#### [SOURCE TEXT]
Alison Conway works and runs in Kelowna, BC.

alcohol · beauty · body image · eating · fat · fitness · habits · health · injury · movies · running · self care · sex · stereotypes · weight loss · weight stigma

Sam watched Brittany Runs a Marathon and recommends that you don't

Catherine wrote a blog post about Brittany Runs a Marathon without watching it. That was definitely the wiser choice. See her commentary here.

She writes, “So why I am writing about a movie I haven’t seen? Because I think the movie/advertising/fashion/fitness industries have (sort of) taken in the message that it’s not okay to blatantly fat-shame people or overtly identify lower body weights with fitness, success and happiness in life. Notice, I said “overtly” and “blatantly”.”

Catherine goes on to identify “some strong fitspo messages buried (not too deeply) in this film:

  • Health problems should first be addressed by losing weight
  • Weight loss is possible to achieve through physical activity
  • Weight loss makes physical activity possible and easier and better and more fun
  • Some deep-seated emotional problems will resolve through weight loss and physical activity”

There’s a lot to dislike about the film that I knew before I hit play. It erases larger runners, it promotes weight loss fantasies, and it’s fat-shaming. All that I knew at the outset.

So why did I end up watching it? I sometimes watch “bad” TV or fluffy shows while cleaning. Easy to follow rom-coms? Sign me up! I hadn’t seen the floor of my room in weeks. There were Christmas gifts I still hadn’t put away, clean laundry, bags of gym clothes, yoga mats etc all over the floor, the bed needed making, the socks needed sorting and so on. I needed something longer than a regular half hour show to deal with all of the mess. I needed a movie length thing at least. I thought I could handle the fat shaming and enjoy BRAM for its redeeming features. The trailer looked, as a friend put it, cute. The Guardian called it a fluffy feel good flick. It is not that. By the end, I did not feel good at all.

Friends, it was not mostly cute with a side of fat shaming, which I expected. Instead it was a dumpster fire of stereotypes and it was also super sex shaming. All of this was lumped into criticism of Brittany’s self-destructive lifestyle. At one point in the movie someone opines–in a line that was supposed to save the movie, “Brittany, it was never about the weight.” Instead, “weight” is just a stand in for all of Brittany’s problems. Before fat-Brittany is taking drugs and giving men blow jobs in night clubs and by the end of the movie, thin Brittany isn’t just thin. She’s also turning down casual sex. The friends-with-benefits/boyfriend proposes. There was way too much moralizing about sex and drugs. And I say that as someone who is no fan of drugs or alcohol and is often accused of moralizing in this area.

#### [EXERCISE 1]
Decide whether each statement agrees with the post about Brittany Runs a Marathon above. Answer yes or no for each one, and quote the words of the post that settle it.
(a) Catherine watched the film before writing her blog post about it.
(b) The Guardian described the film as a fluffy feel good flick.
(c) The writer put the movie on to have something playing while cleaning a messy room.
#### [EXERCISE 2]
In the post about Brittany Runs a Marathon above, which line from the movie was supposed to save it?
#### [EXERCISE 3]
Continue the post about Brittany Runs a Marathon in the same first-person voice, starting right after its last sentence.

#### [DATASET EXTRACT]
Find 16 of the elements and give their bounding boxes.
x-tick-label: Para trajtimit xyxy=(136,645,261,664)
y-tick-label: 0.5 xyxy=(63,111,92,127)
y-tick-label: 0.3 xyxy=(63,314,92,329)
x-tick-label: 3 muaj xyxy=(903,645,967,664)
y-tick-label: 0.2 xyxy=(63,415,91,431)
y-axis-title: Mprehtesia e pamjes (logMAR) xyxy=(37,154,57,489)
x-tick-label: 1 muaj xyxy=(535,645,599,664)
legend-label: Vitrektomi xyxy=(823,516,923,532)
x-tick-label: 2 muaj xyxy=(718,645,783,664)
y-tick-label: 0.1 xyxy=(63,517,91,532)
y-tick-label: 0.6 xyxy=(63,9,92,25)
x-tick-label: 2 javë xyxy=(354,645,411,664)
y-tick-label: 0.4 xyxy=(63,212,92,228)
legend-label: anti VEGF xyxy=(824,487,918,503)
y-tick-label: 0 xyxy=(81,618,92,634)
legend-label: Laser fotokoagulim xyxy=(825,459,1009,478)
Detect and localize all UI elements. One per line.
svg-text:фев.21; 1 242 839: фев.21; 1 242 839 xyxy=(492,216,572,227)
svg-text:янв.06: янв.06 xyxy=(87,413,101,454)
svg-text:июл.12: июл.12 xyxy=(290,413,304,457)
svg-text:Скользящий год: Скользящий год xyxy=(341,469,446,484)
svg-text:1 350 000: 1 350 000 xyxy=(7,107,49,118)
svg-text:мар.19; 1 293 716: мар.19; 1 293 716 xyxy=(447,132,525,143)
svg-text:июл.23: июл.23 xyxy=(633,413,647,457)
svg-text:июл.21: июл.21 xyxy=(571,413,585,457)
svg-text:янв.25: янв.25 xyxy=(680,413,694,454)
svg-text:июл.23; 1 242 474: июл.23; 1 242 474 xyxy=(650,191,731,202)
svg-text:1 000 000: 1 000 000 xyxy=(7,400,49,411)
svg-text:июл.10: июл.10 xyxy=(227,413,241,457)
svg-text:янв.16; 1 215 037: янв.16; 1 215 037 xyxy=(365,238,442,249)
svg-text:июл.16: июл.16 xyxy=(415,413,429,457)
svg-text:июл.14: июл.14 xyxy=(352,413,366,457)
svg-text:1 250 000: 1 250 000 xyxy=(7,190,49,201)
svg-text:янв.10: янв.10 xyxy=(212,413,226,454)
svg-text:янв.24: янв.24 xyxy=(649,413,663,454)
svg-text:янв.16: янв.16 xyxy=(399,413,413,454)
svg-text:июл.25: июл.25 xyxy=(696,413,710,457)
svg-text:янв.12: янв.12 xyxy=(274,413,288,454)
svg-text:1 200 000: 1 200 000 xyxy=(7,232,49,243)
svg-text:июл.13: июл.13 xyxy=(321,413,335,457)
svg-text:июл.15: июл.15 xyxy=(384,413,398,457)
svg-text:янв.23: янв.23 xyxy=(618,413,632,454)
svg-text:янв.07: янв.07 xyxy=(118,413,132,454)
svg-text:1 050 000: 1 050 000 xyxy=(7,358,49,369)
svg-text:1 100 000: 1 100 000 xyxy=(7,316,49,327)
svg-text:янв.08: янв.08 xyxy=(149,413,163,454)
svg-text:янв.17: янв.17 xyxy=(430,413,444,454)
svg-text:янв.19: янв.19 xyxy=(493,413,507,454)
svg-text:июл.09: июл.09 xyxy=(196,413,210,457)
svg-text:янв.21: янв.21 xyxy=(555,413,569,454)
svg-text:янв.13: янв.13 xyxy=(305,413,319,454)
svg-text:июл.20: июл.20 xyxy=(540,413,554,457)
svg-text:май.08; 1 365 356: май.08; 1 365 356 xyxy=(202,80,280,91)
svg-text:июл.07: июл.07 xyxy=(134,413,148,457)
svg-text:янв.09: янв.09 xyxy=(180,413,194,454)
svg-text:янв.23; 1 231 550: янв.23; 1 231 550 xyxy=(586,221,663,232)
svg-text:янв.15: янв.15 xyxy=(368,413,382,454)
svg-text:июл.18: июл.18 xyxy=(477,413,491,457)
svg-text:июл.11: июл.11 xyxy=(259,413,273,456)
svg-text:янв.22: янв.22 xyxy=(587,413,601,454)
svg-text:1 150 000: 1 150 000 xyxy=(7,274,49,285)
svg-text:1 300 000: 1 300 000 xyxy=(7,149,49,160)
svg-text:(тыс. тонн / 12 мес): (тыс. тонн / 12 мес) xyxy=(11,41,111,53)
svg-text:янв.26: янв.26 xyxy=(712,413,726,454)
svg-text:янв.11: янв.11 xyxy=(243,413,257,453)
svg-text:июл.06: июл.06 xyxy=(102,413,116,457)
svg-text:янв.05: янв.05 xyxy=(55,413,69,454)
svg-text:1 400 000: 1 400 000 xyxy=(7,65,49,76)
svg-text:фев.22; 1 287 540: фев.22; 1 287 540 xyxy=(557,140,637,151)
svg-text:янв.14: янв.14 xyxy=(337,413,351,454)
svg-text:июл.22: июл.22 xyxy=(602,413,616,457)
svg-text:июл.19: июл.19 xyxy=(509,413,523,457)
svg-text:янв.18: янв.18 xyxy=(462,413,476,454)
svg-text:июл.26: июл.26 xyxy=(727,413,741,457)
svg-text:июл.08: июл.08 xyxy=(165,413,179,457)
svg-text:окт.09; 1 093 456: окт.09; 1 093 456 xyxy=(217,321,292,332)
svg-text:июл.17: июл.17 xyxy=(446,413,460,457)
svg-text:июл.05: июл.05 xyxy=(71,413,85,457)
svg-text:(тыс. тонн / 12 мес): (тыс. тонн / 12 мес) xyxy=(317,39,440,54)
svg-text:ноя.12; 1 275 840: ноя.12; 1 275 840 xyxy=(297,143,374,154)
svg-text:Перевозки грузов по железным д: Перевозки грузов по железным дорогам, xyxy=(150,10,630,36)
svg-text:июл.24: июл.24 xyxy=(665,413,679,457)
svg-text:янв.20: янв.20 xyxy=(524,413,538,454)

#### [RESULT 1]
(a) No: "Catherine wrote a blog post about Brittany Runs a Marathon without watching it."
(b) Yes: "The Guardian called it a fluffy feel good flick."
(c) Yes: "I needed something longer than a regular half hour show to deal with all of the mess."

#### [RESULT 2]
"Brittany, it was never about the weight."

#### [RESULT 3]
This happens because Brittany isn’t just a fat girl. She’s a fat girl with low self -esteem. She could have just gotten some self-esteem. But no, she gets thin and then gets self-esteem. She could have gotten self-esteem and demanded equal pleasure in the casual sex. She could have started using drugs and alcohol in a responsible manner. Instead, no. She gets self-esteem, says no to drugs, and holds out for a real relationship.

Not surprisingly, it doesn’t manage the weight-loss plot line well at all.

The Guardian reviewer writes, “The film struggles to square its protagonist’s weight loss with the pressure to present a body-positive position and ensure it doesn’t alienate the very female audience it courts. One minute it’s wryly poking fun at the expense and inaccessibility of gyms, the next it’s fetishistically cataloguing the shrinking number on Brittany’s scales. Indeed, as her body transforms, so does her life. She finds a new job, and supportive friends in her running club; men begin to notice her. Yet Brittany still battles with her body issues, unable to shed her identity as “a fat girl”. There’s a note of truth in Bell’s finely tuned performance as a character whose insecurities have calcified over the years, hardening her to genuine goodwill, which she frequently misreads as pity.”

For the record, fat Brittany is smaller than me. She starts out weighing 197 pounds. Her goal weight is 167. And we can track it because never in movie history has a person stepped on a scale so often.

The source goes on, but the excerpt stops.